--- DO THIS ---
Return the material exactly as supplied, apart from the pictures, which are omitted.

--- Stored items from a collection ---
★ ★ ★

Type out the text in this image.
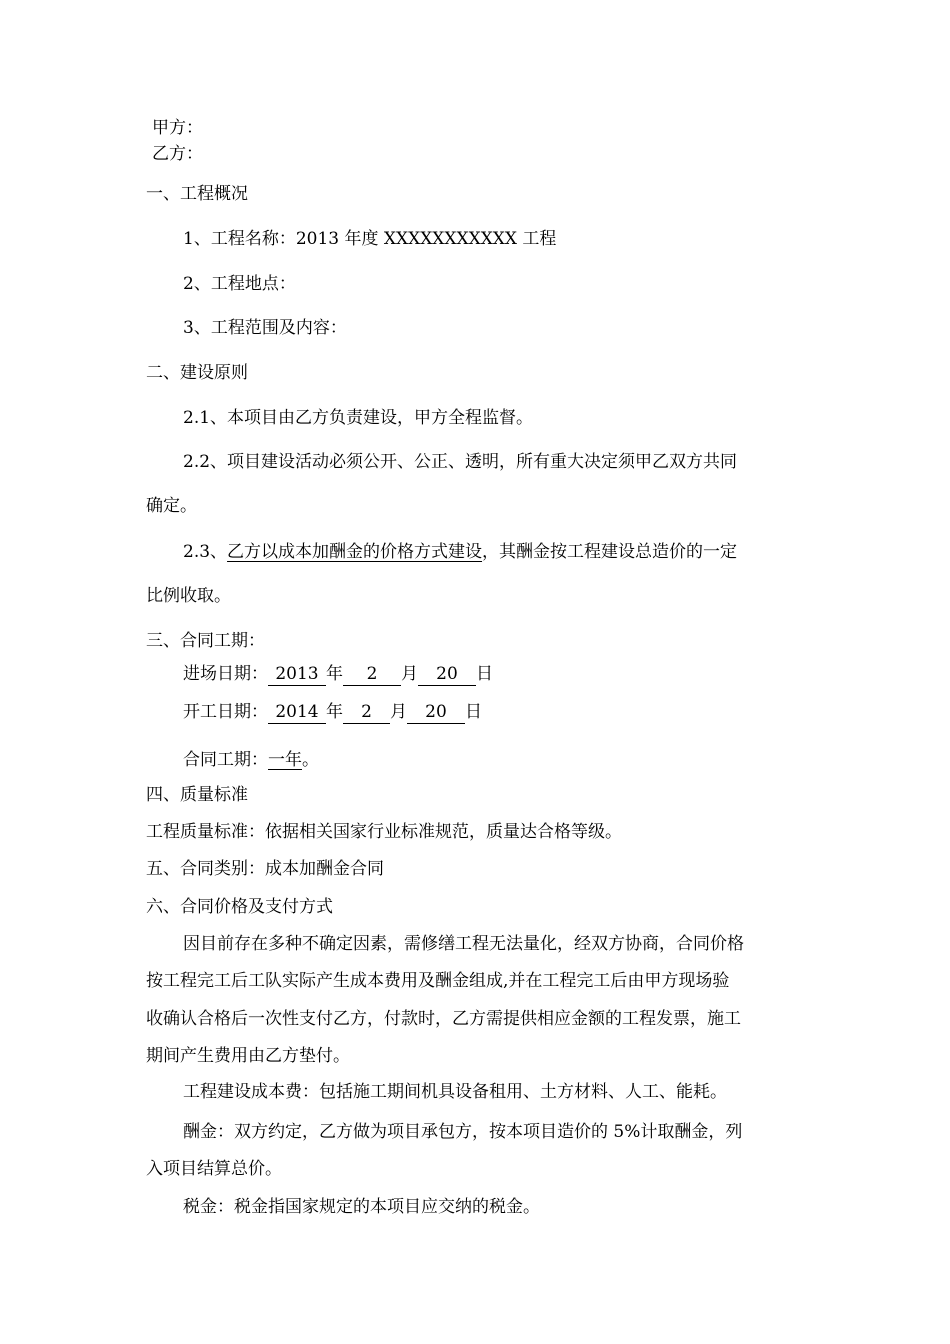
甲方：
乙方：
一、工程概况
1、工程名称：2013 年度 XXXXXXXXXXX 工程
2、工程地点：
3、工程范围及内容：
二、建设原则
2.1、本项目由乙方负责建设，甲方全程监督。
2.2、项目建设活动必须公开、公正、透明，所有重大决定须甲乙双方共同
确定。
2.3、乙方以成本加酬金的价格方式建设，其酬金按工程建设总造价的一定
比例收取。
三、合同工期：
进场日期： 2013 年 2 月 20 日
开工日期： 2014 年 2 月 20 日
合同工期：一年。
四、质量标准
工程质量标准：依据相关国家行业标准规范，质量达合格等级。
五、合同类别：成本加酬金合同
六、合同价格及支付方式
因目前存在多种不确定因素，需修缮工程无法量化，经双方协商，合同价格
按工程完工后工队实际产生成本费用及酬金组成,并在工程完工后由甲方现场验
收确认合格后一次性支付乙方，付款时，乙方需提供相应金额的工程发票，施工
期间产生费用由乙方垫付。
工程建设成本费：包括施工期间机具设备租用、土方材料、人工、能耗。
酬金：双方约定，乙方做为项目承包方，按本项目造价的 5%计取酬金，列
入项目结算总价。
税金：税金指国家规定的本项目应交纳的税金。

★ ★ ★

--- EXERCISE SOLUTION ---
Type out the text in this image.
甲方：
乙方：
一、工程概况
1、工程名称：2013 年度 XXXXXXXXXXX 工程
2、工程地点：
3、工程范围及内容：
二、建设原则
2.1、本项目由乙方负责建设，甲方全程监督。
2.2、项目建设活动必须公开、公正、透明，所有重大决定须甲乙双方共同
确定。
2.3、乙方以成本加酬金的价格方式建设，其酬金按工程建设总造价的一定
比例收取。
三、合同工期：
进场日期： 2013 年 2 月 20 日
开工日期： 2014 年 2 月 20 日
合同工期：一年。
四、质量标准
工程质量标准：依据相关国家行业标准规范，质量达合格等级。
五、合同类别：成本加酬金合同
六、合同价格及支付方式
因目前存在多种不确定因素，需修缮工程无法量化，经双方协商，合同价格
按工程完工后工队实际产生成本费用及酬金组成,并在工程完工后由甲方现场验
收确认合格后一次性支付乙方，付款时，乙方需提供相应金额的工程发票，施工
期间产生费用由乙方垫付。
工程建设成本费：包括施工期间机具设备租用、土方材料、人工、能耗。
酬金：双方约定，乙方做为项目承包方，按本项目造价的 5%计取酬金，列
入项目结算总价。
税金：税金指国家规定的本项目应交纳的税金。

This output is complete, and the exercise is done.